What to work on
Output only the count of lines that contain "relative".
** START **
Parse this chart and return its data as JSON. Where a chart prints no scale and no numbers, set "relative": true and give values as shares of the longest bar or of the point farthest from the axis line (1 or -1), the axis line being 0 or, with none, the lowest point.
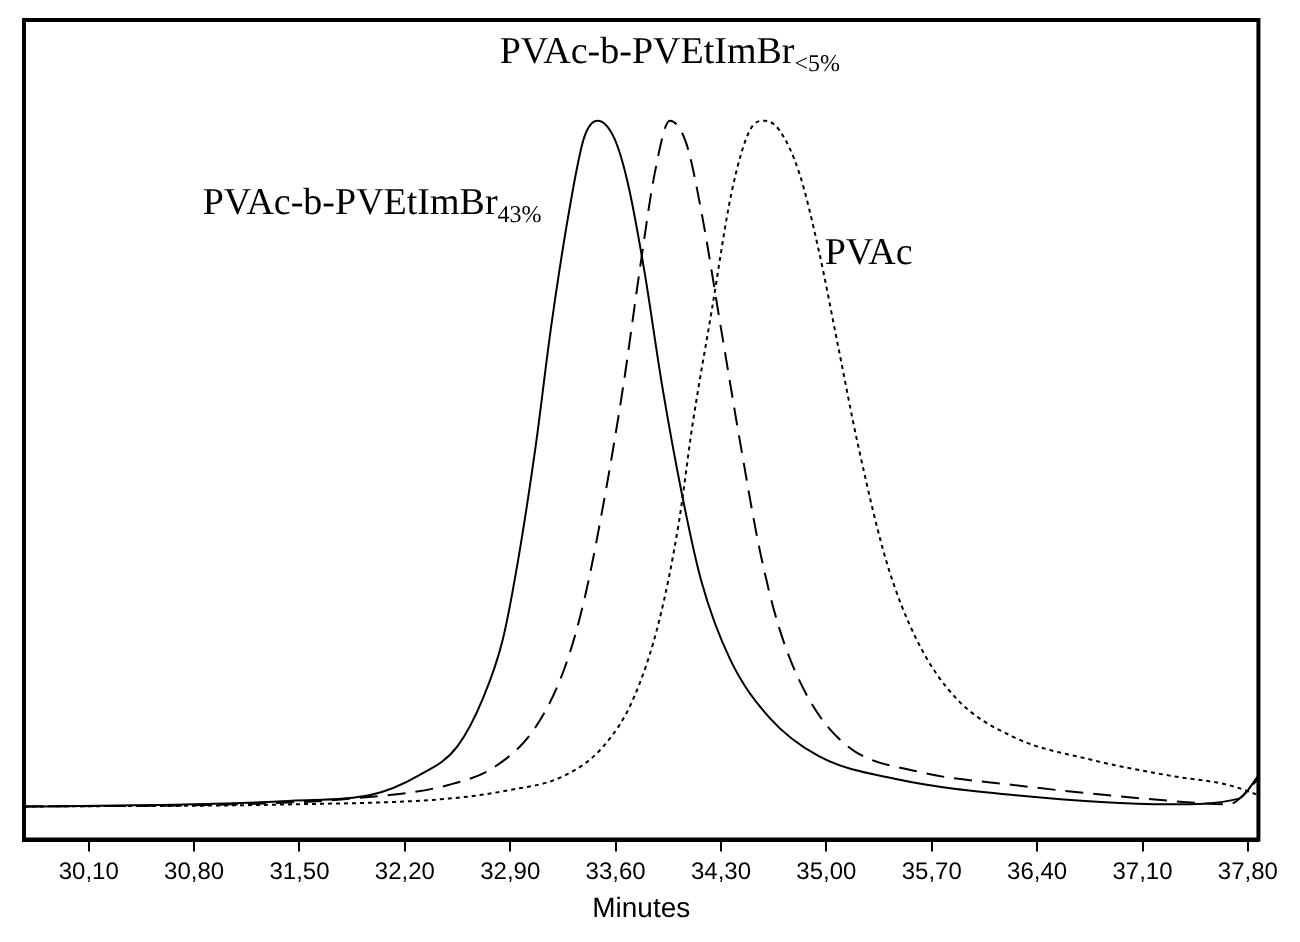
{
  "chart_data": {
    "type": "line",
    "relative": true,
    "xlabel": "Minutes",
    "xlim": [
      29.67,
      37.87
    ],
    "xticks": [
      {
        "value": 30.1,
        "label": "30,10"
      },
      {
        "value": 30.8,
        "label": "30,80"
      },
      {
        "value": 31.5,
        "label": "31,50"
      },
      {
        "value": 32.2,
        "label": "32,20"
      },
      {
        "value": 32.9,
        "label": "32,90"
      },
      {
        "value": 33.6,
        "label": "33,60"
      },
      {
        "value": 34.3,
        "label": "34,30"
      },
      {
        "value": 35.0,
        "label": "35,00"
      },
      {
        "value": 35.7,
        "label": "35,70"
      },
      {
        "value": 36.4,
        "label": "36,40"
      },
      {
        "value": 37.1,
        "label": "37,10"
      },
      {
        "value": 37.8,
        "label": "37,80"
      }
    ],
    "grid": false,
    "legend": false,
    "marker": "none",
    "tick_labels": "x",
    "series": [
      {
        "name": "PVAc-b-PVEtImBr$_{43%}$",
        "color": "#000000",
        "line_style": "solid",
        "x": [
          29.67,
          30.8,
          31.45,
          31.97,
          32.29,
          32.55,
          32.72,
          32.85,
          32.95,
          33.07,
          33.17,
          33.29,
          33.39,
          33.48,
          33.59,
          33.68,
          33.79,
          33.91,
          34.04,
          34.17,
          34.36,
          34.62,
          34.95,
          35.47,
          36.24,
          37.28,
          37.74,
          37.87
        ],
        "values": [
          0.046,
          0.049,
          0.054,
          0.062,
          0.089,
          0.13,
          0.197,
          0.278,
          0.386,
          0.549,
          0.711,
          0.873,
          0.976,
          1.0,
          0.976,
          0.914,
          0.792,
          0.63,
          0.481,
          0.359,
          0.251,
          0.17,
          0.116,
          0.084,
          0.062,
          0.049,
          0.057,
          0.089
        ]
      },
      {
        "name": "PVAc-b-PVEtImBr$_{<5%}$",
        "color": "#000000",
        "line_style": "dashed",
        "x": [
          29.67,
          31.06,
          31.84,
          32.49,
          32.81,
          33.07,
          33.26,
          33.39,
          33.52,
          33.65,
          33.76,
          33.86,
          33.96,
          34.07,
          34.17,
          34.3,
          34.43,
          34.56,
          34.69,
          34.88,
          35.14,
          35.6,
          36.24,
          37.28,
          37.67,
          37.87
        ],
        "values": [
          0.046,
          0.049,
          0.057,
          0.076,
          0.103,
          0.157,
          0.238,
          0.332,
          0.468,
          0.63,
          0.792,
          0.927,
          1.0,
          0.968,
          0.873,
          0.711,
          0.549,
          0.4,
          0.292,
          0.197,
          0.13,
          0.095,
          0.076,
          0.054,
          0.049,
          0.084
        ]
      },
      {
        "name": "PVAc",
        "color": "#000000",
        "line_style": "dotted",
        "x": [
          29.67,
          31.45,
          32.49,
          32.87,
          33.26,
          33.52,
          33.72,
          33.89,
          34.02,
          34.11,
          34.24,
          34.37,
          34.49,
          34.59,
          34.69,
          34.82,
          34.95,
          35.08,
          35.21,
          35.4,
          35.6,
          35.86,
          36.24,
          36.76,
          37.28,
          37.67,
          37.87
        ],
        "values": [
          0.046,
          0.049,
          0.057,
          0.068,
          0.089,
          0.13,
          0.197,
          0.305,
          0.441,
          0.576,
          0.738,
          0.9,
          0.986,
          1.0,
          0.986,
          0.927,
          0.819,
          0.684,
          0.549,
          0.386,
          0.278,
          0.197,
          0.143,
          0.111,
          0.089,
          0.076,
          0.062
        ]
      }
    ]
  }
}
** END **
** START **
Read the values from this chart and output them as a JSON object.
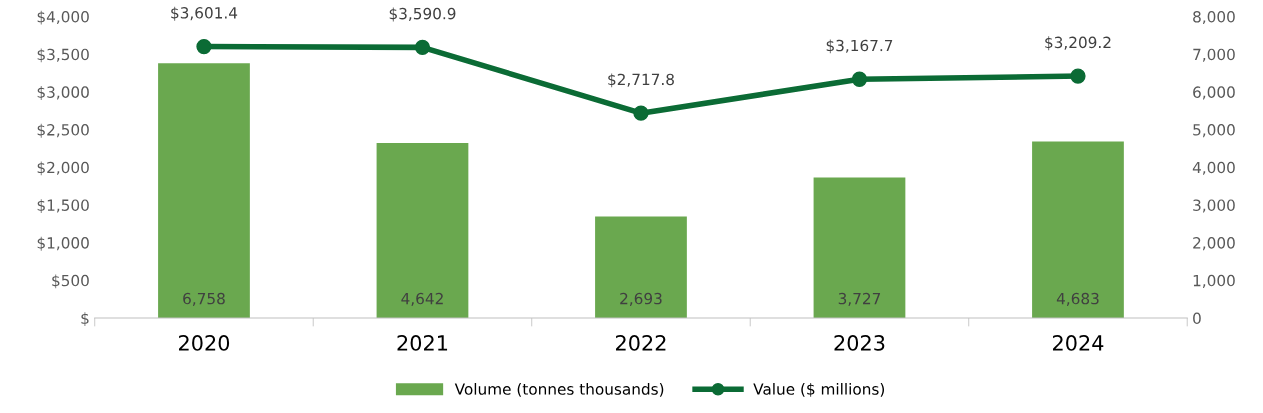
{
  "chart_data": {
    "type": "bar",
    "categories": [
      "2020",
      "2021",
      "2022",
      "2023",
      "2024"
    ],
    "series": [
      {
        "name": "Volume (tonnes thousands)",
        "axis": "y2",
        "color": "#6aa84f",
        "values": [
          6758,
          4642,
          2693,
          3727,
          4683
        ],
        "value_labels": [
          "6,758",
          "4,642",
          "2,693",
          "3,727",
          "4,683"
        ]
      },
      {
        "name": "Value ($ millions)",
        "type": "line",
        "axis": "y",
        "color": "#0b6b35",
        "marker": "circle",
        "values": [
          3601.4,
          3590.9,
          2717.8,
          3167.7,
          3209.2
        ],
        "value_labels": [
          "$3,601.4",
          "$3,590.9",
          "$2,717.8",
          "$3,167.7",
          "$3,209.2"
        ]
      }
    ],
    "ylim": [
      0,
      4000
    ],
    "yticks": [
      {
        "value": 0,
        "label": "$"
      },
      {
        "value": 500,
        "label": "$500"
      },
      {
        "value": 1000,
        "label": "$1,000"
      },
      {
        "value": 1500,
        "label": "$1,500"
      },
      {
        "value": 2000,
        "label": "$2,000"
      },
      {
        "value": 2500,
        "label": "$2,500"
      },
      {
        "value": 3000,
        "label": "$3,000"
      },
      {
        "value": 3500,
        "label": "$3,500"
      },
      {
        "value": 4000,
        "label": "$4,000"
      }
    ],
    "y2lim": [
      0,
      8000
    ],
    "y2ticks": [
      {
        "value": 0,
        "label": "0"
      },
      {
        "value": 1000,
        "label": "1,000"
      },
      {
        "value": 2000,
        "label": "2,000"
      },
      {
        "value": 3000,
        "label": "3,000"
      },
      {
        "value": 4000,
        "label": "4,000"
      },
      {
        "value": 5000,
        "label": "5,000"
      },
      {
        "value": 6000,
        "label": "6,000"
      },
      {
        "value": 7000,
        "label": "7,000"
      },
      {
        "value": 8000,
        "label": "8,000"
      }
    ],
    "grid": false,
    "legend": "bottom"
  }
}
** END **
Expected answer
2